## [TASK TO CARRY OUT]
Each line should be copied exactly.

## [DATA LINES]
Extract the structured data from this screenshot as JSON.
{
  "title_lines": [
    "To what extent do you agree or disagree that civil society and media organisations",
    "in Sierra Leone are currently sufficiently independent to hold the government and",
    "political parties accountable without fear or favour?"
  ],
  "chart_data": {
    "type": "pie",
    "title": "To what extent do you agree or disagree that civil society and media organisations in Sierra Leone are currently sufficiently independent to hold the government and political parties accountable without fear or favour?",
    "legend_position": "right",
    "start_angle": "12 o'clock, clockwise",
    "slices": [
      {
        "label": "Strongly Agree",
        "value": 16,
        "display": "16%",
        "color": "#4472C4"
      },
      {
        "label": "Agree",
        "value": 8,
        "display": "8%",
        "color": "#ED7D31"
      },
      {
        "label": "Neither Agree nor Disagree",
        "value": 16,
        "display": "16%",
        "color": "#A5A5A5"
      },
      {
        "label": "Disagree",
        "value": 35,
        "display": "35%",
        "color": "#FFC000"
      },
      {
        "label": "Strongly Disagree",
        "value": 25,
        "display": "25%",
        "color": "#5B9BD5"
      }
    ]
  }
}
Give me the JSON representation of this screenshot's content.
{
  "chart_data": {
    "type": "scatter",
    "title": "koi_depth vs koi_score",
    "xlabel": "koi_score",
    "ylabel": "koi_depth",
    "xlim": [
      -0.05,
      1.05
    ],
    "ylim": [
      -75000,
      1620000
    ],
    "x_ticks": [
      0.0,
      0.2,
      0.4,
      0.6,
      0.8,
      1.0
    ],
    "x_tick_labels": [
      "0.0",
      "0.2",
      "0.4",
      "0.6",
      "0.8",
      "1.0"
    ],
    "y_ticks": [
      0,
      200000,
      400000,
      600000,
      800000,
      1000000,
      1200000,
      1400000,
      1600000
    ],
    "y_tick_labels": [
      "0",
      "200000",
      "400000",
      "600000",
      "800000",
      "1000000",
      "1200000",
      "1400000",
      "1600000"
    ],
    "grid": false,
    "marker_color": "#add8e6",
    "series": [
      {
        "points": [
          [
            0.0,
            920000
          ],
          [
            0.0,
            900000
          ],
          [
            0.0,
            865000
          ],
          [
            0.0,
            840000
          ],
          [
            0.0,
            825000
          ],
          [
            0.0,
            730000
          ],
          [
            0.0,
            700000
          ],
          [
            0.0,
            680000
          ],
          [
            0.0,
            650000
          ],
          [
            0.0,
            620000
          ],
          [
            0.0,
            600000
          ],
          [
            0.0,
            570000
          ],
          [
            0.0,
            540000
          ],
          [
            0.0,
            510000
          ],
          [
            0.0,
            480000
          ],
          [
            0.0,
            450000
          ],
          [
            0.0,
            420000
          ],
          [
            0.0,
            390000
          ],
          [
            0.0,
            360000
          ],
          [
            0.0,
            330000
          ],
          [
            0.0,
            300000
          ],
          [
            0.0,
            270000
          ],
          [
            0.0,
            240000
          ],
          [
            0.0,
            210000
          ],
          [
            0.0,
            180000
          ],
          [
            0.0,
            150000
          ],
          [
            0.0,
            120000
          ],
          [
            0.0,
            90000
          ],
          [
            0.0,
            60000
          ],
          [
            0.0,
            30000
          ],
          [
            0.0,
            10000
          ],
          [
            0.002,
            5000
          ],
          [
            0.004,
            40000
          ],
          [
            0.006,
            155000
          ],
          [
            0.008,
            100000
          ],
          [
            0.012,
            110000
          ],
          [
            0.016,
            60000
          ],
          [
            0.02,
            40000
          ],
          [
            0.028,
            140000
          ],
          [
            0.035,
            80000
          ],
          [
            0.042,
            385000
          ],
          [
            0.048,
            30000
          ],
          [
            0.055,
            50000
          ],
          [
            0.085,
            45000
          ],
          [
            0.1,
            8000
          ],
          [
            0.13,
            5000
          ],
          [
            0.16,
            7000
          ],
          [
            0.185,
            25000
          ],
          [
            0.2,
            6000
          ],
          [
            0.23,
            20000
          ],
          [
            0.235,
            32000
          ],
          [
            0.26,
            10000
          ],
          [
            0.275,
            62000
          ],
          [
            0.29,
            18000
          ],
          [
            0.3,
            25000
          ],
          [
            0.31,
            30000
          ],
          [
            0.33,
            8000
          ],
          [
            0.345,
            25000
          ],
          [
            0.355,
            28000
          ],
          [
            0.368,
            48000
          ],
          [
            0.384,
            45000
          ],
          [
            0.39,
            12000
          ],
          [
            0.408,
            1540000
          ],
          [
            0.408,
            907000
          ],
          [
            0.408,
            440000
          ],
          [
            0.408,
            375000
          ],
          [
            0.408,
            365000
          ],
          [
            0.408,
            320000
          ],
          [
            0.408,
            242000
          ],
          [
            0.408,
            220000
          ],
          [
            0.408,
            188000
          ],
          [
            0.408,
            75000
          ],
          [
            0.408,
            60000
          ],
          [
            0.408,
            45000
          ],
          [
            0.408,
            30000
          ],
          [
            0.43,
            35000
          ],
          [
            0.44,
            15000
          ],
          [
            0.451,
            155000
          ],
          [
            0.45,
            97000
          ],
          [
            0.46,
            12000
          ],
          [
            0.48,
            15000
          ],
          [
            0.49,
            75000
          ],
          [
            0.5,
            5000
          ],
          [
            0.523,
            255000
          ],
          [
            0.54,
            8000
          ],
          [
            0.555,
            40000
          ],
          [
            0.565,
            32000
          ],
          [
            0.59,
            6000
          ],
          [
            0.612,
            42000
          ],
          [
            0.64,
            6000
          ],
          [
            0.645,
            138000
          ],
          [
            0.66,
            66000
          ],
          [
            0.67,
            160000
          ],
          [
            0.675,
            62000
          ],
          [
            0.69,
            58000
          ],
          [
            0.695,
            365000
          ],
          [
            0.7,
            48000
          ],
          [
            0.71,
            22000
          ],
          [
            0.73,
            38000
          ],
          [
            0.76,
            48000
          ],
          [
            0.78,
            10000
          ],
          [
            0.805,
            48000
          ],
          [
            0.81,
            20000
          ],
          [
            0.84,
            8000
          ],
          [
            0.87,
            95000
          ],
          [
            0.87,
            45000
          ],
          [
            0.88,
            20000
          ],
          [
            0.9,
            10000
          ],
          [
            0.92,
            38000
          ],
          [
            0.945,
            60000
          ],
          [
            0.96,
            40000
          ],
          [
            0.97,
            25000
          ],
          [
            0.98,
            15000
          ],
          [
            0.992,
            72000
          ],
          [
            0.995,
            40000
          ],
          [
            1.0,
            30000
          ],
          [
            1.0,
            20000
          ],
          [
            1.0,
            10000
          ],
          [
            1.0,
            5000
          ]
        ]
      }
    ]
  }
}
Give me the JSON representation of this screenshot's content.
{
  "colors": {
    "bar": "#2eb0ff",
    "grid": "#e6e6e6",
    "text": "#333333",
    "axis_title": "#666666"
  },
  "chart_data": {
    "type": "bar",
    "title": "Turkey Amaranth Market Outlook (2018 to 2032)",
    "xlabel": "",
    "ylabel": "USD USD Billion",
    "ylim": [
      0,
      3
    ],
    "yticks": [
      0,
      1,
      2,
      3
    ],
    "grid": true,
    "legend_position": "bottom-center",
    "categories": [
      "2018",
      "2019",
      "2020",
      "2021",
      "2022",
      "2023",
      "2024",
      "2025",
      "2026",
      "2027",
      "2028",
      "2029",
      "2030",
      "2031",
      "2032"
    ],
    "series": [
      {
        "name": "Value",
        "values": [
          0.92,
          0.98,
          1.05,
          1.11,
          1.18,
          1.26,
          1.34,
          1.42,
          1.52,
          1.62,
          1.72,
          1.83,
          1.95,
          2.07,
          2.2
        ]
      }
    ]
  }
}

## [WRITTEN RESPONSE]
Extract the structured data from this screenshot as JSON.
{
  "title_lines": [
    "To what extent do you agree or disagree that civil society and media organisations",
    "in Sierra Leone are currently sufficiently independent to hold the government and",
    "political parties accountable without fear or favour?"
  ],
  "chart_data": {
    "type": "pie",
    "title": "To what extent do you agree or disagree that civil society and media organisations in Sierra Leone are currently sufficiently independent to hold the government and political parties accountable without fear or favour?",
    "legend_position": "right",
    "start_angle": "12 o'clock, clockwise",
    "slices": [
      {
        "label": "Strongly Agree",
        "value": 16,
        "display": "16%",
        "color": "#4472C4"
      },
      {
        "label": "Agree",
        "value": 8,
        "display": "8%",
        "color": "#ED7D31"
      },
      {
        "label": "Neither Agree nor Disagree",
        "value": 16,
        "display": "16%",
        "color": "#A5A5A5"
      },
      {
        "label": "Disagree",
        "value": 35,
        "display": "35%",
        "color": "#FFC000"
      },
      {
        "label": "Strongly Disagree",
        "value": 25,
        "display": "25%",
        "color": "#5B9BD5"
      }
    ]
  }
}
Give me the JSON representation of this screenshot's content.
{
  "chart_data": {
    "type": "scatter",
    "title": "koi_depth vs koi_score",
    "xlabel": "koi_score",
    "ylabel": "koi_depth",
    "xlim": [
      -0.05,
      1.05
    ],
    "ylim": [
      -75000,
      1620000
    ],
    "x_ticks": [
      0.0,
      0.2,
      0.4,
      0.6,
      0.8,
      1.0
    ],
    "x_tick_labels": [
      "0.0",
      "0.2",
      "0.4",
      "0.6",
      "0.8",
      "1.0"
    ],
    "y_ticks": [
      0,
      200000,
      400000,
      600000,
      800000,
      1000000,
      1200000,
      1400000,
      1600000
    ],
    "y_tick_labels": [
      "0",
      "200000",
      "400000",
      "600000",
      "800000",
      "1000000",
      "1200000",
      "1400000",
      "1600000"
    ],
    "grid": false,
    "marker_color": "#add8e6",
    "series": [
      {
        "points": [
          [
            0.0,
            920000
          ],
          [
            0.0,
            900000
          ],
          [
            0.0,
            865000
          ],
          [
            0.0,
            840000
          ],
          [
            0.0,
            825000
          ],
          [
            0.0,
            730000
          ],
          [
            0.0,
            700000
          ],
          [
            0.0,
            680000
          ],
          [
            0.0,
            650000
          ],
          [
            0.0,
            620000
          ],
          [
            0.0,
            600000
          ],
          [
            0.0,
            570000
          ],
          [
            0.0,
            540000
          ],
          [
            0.0,
            510000
          ],
          [
            0.0,
            480000
          ],
          [
            0.0,
            450000
          ],
          [
            0.0,
            420000
          ],
          [
            0.0,
            390000
          ],
          [
            0.0,
            360000
          ],
          [
            0.0,
            330000
          ],
          [
            0.0,
            300000
          ],
          [
            0.0,
            270000
          ],
          [
            0.0,
            240000
          ],
          [
            0.0,
            210000
          ],
          [
            0.0,
            180000
          ],
          [
            0.0,
            150000
          ],
          [
            0.0,
            120000
          ],
          [
            0.0,
            90000
          ],
          [
            0.0,
            60000
          ],
          [
            0.0,
            30000
          ],
          [
            0.0,
            10000
          ],
          [
            0.002,
            5000
          ],
          [
            0.004,
            40000
          ],
          [
            0.006,
            155000
          ],
          [
            0.008,
            100000
          ],
          [
            0.012,
            110000
          ],
          [
            0.016,
            60000
          ],
          [
            0.02,
            40000
          ],
          [
            0.028,
            140000
          ],
          [
            0.035,
            80000
          ],
          [
            0.042,
            385000
          ],
          [
            0.048,
            30000
          ],
          [
            0.055,
            50000
          ],
          [
            0.085,
            45000
          ],
          [
            0.1,
            8000
          ],
          [
            0.13,
            5000
          ],
          [
            0.16,
            7000
          ],
          [
            0.185,
            25000
          ],
          [
            0.2,
            6000
          ],
          [
            0.23,
            20000
          ],
          [
            0.235,
            32000
          ],
          [
            0.26,
            10000
          ],
          [
            0.275,
            62000
          ],
          [
            0.29,
            18000
          ],
          [
            0.3,
            25000
          ],
          [
            0.31,
            30000
          ],
          [
            0.33,
            8000
          ],
          [
            0.345,
            25000
          ],
          [
            0.355,
            28000
          ],
          [
            0.368,
            48000
          ],
          [
            0.384,
            45000
          ],
          [
            0.39,
            12000
          ],
          [
            0.408,
            1540000
          ],
          [
            0.408,
            907000
          ],
          [
            0.408,
            440000
          ],
          [
            0.408,
            375000
          ],
          [
            0.408,
            365000
          ],
          [
            0.408,
            320000
          ],
          [
            0.408,
            242000
          ],
          [
            0.408,
            220000
          ],
          [
            0.408,
            188000
          ],
          [
            0.408,
            75000
          ],
          [
            0.408,
            60000
          ],
          [
            0.408,
            45000
          ],
          [
            0.408,
            30000
          ],
          [
            0.43,
            35000
          ],
          [
            0.44,
            15000
          ],
          [
            0.451,
            155000
          ],
          [
            0.45,
            97000
          ],
          [
            0.46,
            12000
          ],
          [
            0.48,
            15000
          ],
          [
            0.49,
            75000
          ],
          [
            0.5,
            5000
          ],
          [
            0.523,
            255000
          ],
          [
            0.54,
            8000
          ],
          [
            0.555,
            40000
          ],
          [
            0.565,
            32000
          ],
          [
            0.59,
            6000
          ],
          [
            0.612,
            42000
          ],
          [
            0.64,
            6000
          ],
          [
            0.645,
            138000
          ],
          [
            0.66,
            66000
          ],
          [
            0.67,
            160000
          ],
          [
            0.675,
            62000
          ],
          [
            0.69,
            58000
          ],
          [
            0.695,
            365000
          ],
          [
            0.7,
            48000
          ],
          [
            0.71,
            22000
          ],
          [
            0.73,
            38000
          ],
          [
            0.76,
            48000
          ],
          [
            0.78,
            10000
          ],
          [
            0.805,
            48000
          ],
          [
            0.81,
            20000
          ],
          [
            0.84,
            8000
          ],
          [
            0.87,
            95000
          ],
          [
            0.87,
            45000
          ],
          [
            0.88,
            20000
          ],
          [
            0.9,
            10000
          ],
          [
            0.92,
            38000
          ],
          [
            0.945,
            60000
          ],
          [
            0.96,
            40000
          ],
          [
            0.97,
            25000
          ],
          [
            0.98,
            15000
          ],
          [
            0.992,
            72000
          ],
          [
            0.995,
            40000
          ],
          [
            1.0,
            30000
          ],
          [
            1.0,
            20000
          ],
          [
            1.0,
            10000
          ],
          [
            1.0,
            5000
          ]
        ]
      }
    ]
  }
}
Give me the JSON representation of this screenshot's content.
{
  "colors": {
    "bar": "#2eb0ff",
    "grid": "#e6e6e6",
    "text": "#333333",
    "axis_title": "#666666"
  },
  "chart_data": {
    "type": "bar",
    "title": "Turkey Amaranth Market Outlook (2018 to 2032)",
    "xlabel": "",
    "ylabel": "USD USD Billion",
    "ylim": [
      0,
      3
    ],
    "yticks": [
      0,
      1,
      2,
      3
    ],
    "grid": true,
    "legend_position": "bottom-center",
    "categories": [
      "2018",
      "2019",
      "2020",
      "2021",
      "2022",
      "2023",
      "2024",
      "2025",
      "2026",
      "2027",
      "2028",
      "2029",
      "2030",
      "2031",
      "2032"
    ],
    "series": [
      {
        "name": "Value",
        "values": [
          0.92,
          0.98,
          1.05,
          1.11,
          1.18,
          1.26,
          1.34,
          1.42,
          1.52,
          1.62,
          1.72,
          1.83,
          1.95,
          2.07,
          2.2
        ]
      }
    ]
  }
}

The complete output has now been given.